| Set problem |
What lines of the data hold the string "title"? Pull each one out.

Stored data entries
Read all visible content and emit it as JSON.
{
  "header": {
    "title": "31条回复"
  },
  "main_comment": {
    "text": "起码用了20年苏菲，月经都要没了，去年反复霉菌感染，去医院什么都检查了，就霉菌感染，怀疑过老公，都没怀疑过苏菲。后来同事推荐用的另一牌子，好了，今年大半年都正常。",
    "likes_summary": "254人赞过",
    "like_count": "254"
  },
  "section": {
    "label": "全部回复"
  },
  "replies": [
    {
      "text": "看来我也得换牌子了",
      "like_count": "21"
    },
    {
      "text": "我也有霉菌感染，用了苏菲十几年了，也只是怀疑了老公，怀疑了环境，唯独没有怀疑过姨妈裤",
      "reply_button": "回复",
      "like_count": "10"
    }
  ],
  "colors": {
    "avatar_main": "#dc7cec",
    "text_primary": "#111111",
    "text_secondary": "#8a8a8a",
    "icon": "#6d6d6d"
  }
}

---

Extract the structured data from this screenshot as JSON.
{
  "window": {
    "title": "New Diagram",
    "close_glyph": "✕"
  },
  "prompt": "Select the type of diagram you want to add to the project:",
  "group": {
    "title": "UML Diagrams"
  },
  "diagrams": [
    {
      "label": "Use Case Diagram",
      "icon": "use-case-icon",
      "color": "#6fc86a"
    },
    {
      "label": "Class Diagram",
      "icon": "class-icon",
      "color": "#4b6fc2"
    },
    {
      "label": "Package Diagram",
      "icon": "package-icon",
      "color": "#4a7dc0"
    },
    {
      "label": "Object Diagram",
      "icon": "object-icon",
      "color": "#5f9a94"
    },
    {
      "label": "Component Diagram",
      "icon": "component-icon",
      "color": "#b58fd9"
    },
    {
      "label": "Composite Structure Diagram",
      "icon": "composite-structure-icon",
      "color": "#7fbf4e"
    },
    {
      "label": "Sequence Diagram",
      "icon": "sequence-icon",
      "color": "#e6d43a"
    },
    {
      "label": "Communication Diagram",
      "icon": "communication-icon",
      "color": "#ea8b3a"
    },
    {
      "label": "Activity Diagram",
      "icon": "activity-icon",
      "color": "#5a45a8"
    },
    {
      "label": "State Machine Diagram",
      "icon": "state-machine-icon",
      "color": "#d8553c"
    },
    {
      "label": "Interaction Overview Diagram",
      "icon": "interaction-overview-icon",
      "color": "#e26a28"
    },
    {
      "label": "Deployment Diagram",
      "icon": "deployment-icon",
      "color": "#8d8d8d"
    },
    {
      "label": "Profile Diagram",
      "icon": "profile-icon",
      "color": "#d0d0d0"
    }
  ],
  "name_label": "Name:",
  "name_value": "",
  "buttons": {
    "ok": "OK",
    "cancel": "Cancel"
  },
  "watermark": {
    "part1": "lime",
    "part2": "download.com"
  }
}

| Answer to this task |
    "title": "31条回复"
    "title": "New Diagram",
    "title": "UML Diagrams"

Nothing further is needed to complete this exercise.